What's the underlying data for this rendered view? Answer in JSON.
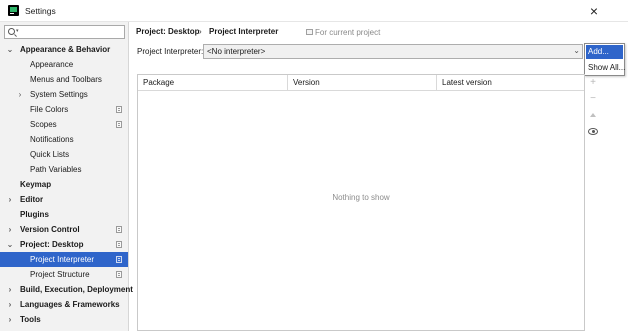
{
  "window": {
    "title": "Settings",
    "close_glyph": "×"
  },
  "search": {
    "value": "",
    "placeholder": ""
  },
  "tree": [
    {
      "label": "Appearance & Behavior",
      "bold": true,
      "expanded": true,
      "arrow": "⌄"
    },
    {
      "label": "Appearance"
    },
    {
      "label": "Menus and Toolbars"
    },
    {
      "label": "System Settings",
      "arrow": "›"
    },
    {
      "label": "File Colors",
      "project_icon": true
    },
    {
      "label": "Scopes",
      "project_icon": true
    },
    {
      "label": "Notifications"
    },
    {
      "label": "Quick Lists"
    },
    {
      "label": "Path Variables"
    },
    {
      "label": "Keymap",
      "bold": true
    },
    {
      "label": "Editor",
      "bold": true,
      "arrow": "›"
    },
    {
      "label": "Plugins",
      "bold": true
    },
    {
      "label": "Version Control",
      "bold": true,
      "arrow": "›",
      "project_icon": true
    },
    {
      "label": "Project: Desktop",
      "bold": true,
      "expanded": true,
      "arrow": "⌄",
      "project_icon": true
    },
    {
      "label": "Project Interpreter",
      "selected": true,
      "project_icon": true
    },
    {
      "label": "Project Structure",
      "project_icon": true
    },
    {
      "label": "Build, Execution, Deployment",
      "bold": true,
      "arrow": "›"
    },
    {
      "label": "Languages & Frameworks",
      "bold": true,
      "arrow": "›"
    },
    {
      "label": "Tools",
      "bold": true,
      "arrow": "›"
    }
  ],
  "breadcrumb": {
    "parent": "Project: Desktop",
    "separator": "›",
    "current": "Project Interpreter",
    "scope_note": "For current project"
  },
  "interpreter": {
    "label": "Project Interpreter:",
    "value": "<No interpreter>",
    "chevron": "⌄"
  },
  "interpreter_menu": {
    "items": [
      "Add...",
      "Show All..."
    ],
    "highlighted": 0
  },
  "packages_table": {
    "columns": [
      "Package",
      "Version",
      "Latest version"
    ],
    "rows": [],
    "empty_text": "Nothing to show"
  },
  "table_toolbar": {
    "add": "+",
    "remove": "−"
  },
  "colors": {
    "selection": "#2f65ca",
    "sidebar_bg": "#f2f2f2"
  }
}
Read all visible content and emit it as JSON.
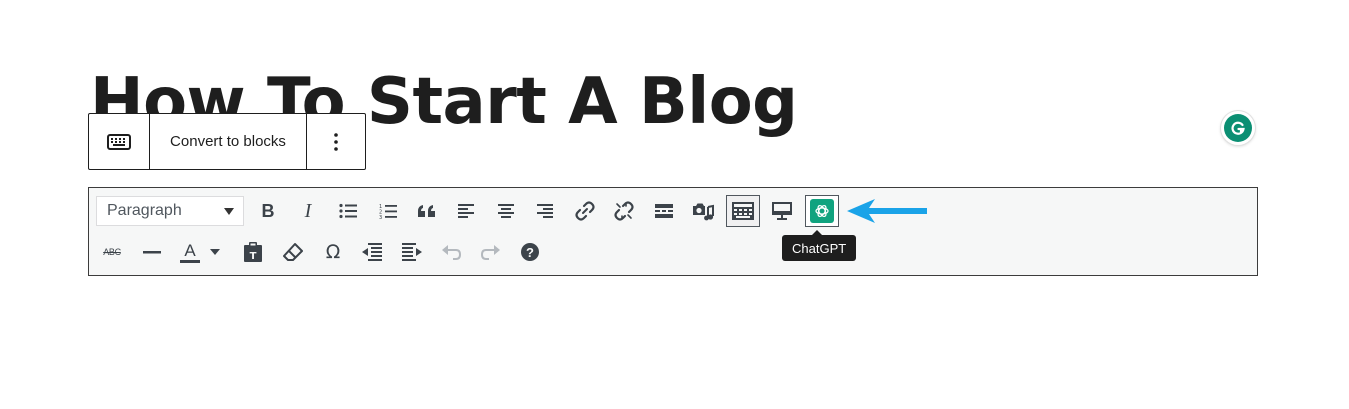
{
  "post": {
    "title": "How To Start A Blog"
  },
  "block_toolbar": {
    "keyboard_icon": "keyboard-icon",
    "convert_label": "Convert to blocks",
    "more_icon": "vertical-ellipsis-icon"
  },
  "grammarly": {
    "icon": "grammarly-g-icon",
    "color": "#0b8f73"
  },
  "editor_toolbar": {
    "format_select": {
      "value": "Paragraph"
    },
    "row1_icons": [
      "bold-icon",
      "italic-icon",
      "bullet-list-icon",
      "numbered-list-icon",
      "blockquote-icon",
      "align-left-icon",
      "align-center-icon",
      "align-right-icon",
      "link-icon",
      "unlink-icon",
      "read-more-icon",
      "add-media-icon",
      "toolbar-toggle-icon",
      "preview-icon",
      "chatgpt-icon"
    ],
    "row2_icons": [
      "strikethrough-icon",
      "horizontal-line-icon",
      "text-color-icon",
      "paste-as-text-icon",
      "clear-formatting-icon",
      "special-character-icon",
      "outdent-icon",
      "indent-icon",
      "undo-icon",
      "redo-icon",
      "help-icon"
    ],
    "bold_label": "B",
    "italic_label": "I",
    "text_color_label": "A",
    "strike_label": "ABC",
    "omega_label": "Ω",
    "help_label": "?",
    "chatgpt_color": "#10a37f",
    "tooltip": "ChatGPT"
  },
  "annotation": {
    "arrow_color": "#1aa3e8"
  }
}
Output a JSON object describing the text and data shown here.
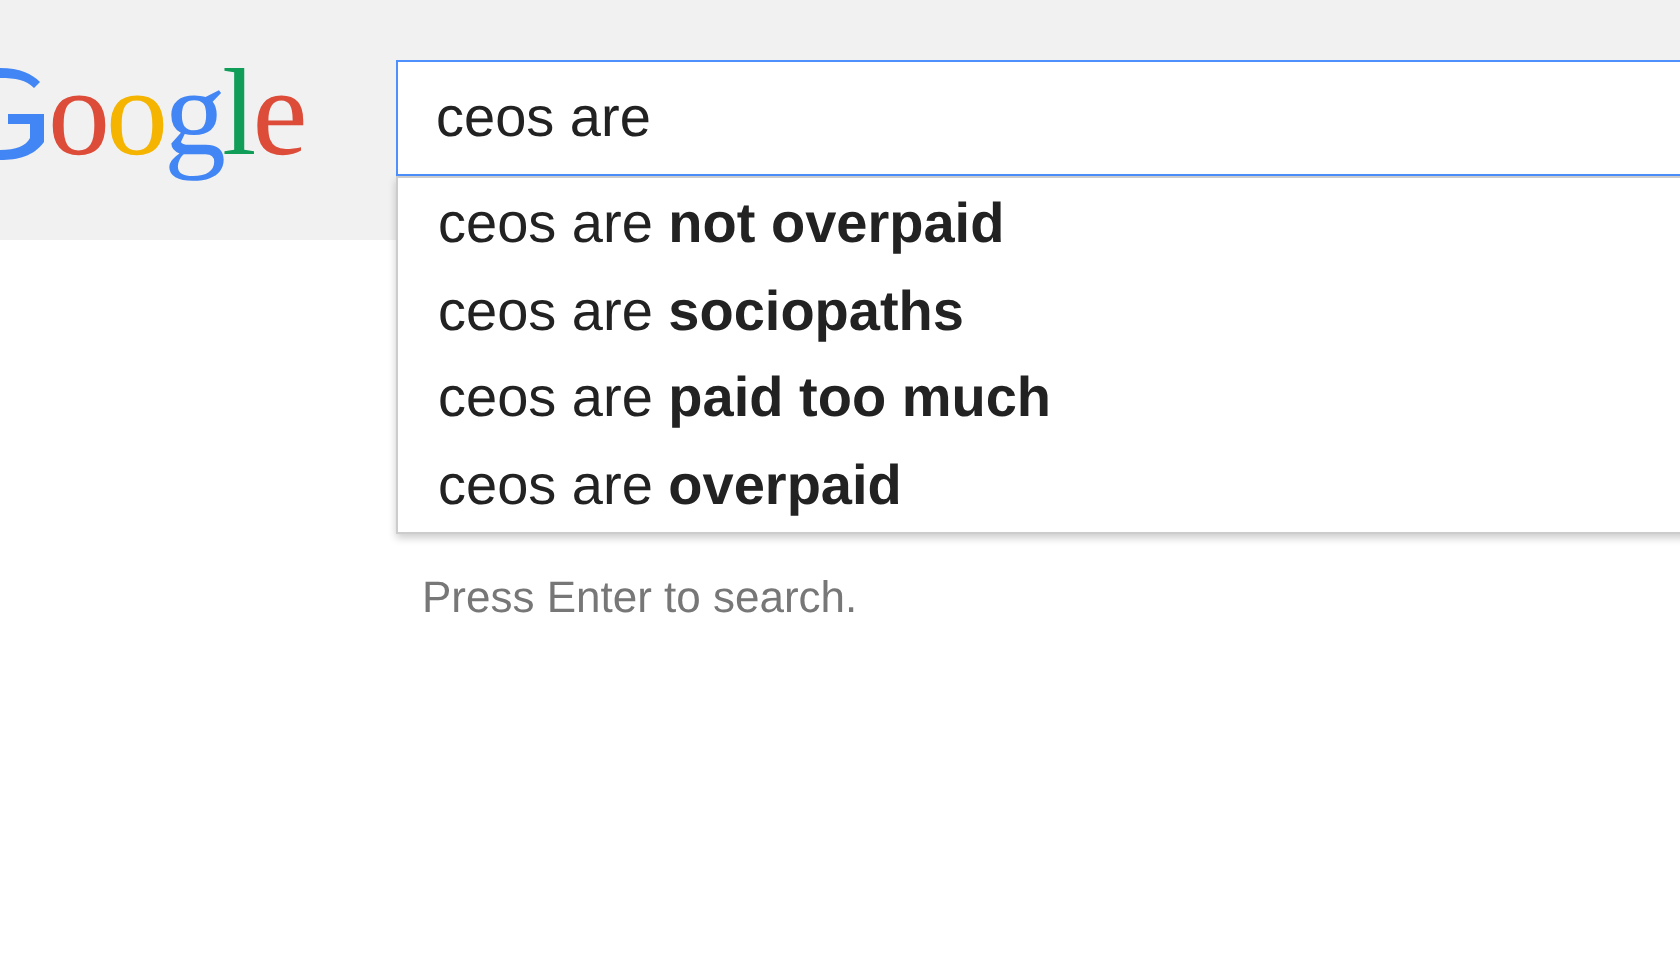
{
  "logo": {
    "letters": [
      {
        "char": "o",
        "color": "#dd4b39"
      },
      {
        "char": "o",
        "color": "#f4b400"
      },
      {
        "char": "g",
        "color": "#4285f4"
      },
      {
        "char": "l",
        "color": "#0f9d58"
      },
      {
        "char": "e",
        "color": "#dd4b39"
      }
    ]
  },
  "search": {
    "value": "ceos are"
  },
  "suggestions": [
    {
      "text": "ceos are **not overpaid**",
      "selected": false
    },
    {
      "text": "ceos are **sociopaths**",
      "selected": false
    },
    {
      "text": "ceos are **paid too much**",
      "selected": false
    },
    {
      "text": "ceos are **overpaid**",
      "selected": false
    }
  ],
  "hint": "Press Enter to search."
}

# What the task requires
Repeat each entry above word for word, leaving every picture out.

# Reply
What's the underlying data for this rendered view? Answer in JSON.
{
  "window": {
    "title": "Settings",
    "close_glyph": "×"
  },
  "search": {
    "value": "",
    "placeholder": ""
  },
  "tree": [
    {
      "label": "Appearance & Behavior",
      "bold": true,
      "expanded": true,
      "arrow": "⌄"
    },
    {
      "label": "Appearance"
    },
    {
      "label": "Menus and Toolbars"
    },
    {
      "label": "System Settings",
      "arrow": "›"
    },
    {
      "label": "File Colors",
      "project_icon": true
    },
    {
      "label": "Scopes",
      "project_icon": true
    },
    {
      "label": "Notifications"
    },
    {
      "label": "Quick Lists"
    },
    {
      "label": "Path Variables"
    },
    {
      "label": "Keymap",
      "bold": true
    },
    {
      "label": "Editor",
      "bold": true,
      "arrow": "›"
    },
    {
      "label": "Plugins",
      "bold": true
    },
    {
      "label": "Version Control",
      "bold": true,
      "arrow": "›",
      "project_icon": true
    },
    {
      "label": "Project: Desktop",
      "bold": true,
      "expanded": true,
      "arrow": "⌄",
      "project_icon": true
    },
    {
      "label": "Project Interpreter",
      "selected": true,
      "project_icon": true
    },
    {
      "label": "Project Structure",
      "project_icon": true
    },
    {
      "label": "Build, Execution, Deployment",
      "bold": true,
      "arrow": "›"
    },
    {
      "label": "Languages & Frameworks",
      "bold": true,
      "arrow": "›"
    },
    {
      "label": "Tools",
      "bold": true,
      "arrow": "›"
    }
  ],
  "breadcrumb": {
    "parent": "Project: Desktop",
    "separator": "›",
    "current": "Project Interpreter",
    "scope_note": "For current project"
  },
  "interpreter": {
    "label": "Project Interpreter:",
    "value": "<No interpreter>",
    "chevron": "⌄"
  },
  "interpreter_menu": {
    "items": [
      "Add...",
      "Show All..."
    ],
    "highlighted": 0
  },
  "packages_table": {
    "columns": [
      "Package",
      "Version",
      "Latest version"
    ],
    "rows": [],
    "empty_text": "Nothing to show"
  },
  "table_toolbar": {
    "add": "+",
    "remove": "−"
  },
  "colors": {
    "selection": "#2f65ca",
    "sidebar_bg": "#f2f2f2"
  }
}
Read all visible content and emit it as JSON.
{
  "post": {
    "title": "How To Start A Blog"
  },
  "block_toolbar": {
    "keyboard_icon": "keyboard-icon",
    "convert_label": "Convert to blocks",
    "more_icon": "vertical-ellipsis-icon"
  },
  "grammarly": {
    "icon": "grammarly-g-icon",
    "color": "#0b8f73"
  },
  "editor_toolbar": {
    "format_select": {
      "value": "Paragraph"
    },
    "row1_icons": [
      "bold-icon",
      "italic-icon",
      "bullet-list-icon",
      "numbered-list-icon",
      "blockquote-icon",
      "align-left-icon",
      "align-center-icon",
      "align-right-icon",
      "link-icon",
      "unlink-icon",
      "read-more-icon",
      "add-media-icon",
      "toolbar-toggle-icon",
      "preview-icon",
      "chatgpt-icon"
    ],
    "row2_icons": [
      "strikethrough-icon",
      "horizontal-line-icon",
      "text-color-icon",
      "paste-as-text-icon",
      "clear-formatting-icon",
      "special-character-icon",
      "outdent-icon",
      "indent-icon",
      "undo-icon",
      "redo-icon",
      "help-icon"
    ],
    "bold_label": "B",
    "italic_label": "I",
    "text_color_label": "A",
    "strike_label": "ABC",
    "omega_label": "Ω",
    "help_label": "?",
    "chatgpt_color": "#10a37f",
    "tooltip": "ChatGPT"
  },
  "annotation": {
    "arrow_color": "#1aa3e8"
  }
}
Output a JSON object describing the text and data shown here.
{
  "logo": {
    "letters": [
      {
        "char": "o",
        "color": "#dd4b39"
      },
      {
        "char": "o",
        "color": "#f4b400"
      },
      {
        "char": "g",
        "color": "#4285f4"
      },
      {
        "char": "l",
        "color": "#0f9d58"
      },
      {
        "char": "e",
        "color": "#dd4b39"
      }
    ]
  },
  "search": {
    "value": "ceos are"
  },
  "suggestions": [
    {
      "text": "ceos are **not overpaid**",
      "selected": false
    },
    {
      "text": "ceos are **sociopaths**",
      "selected": false
    },
    {
      "text": "ceos are **paid too much**",
      "selected": false
    },
    {
      "text": "ceos are **overpaid**",
      "selected": false
    }
  ],
  "hint": "Press Enter to search."
}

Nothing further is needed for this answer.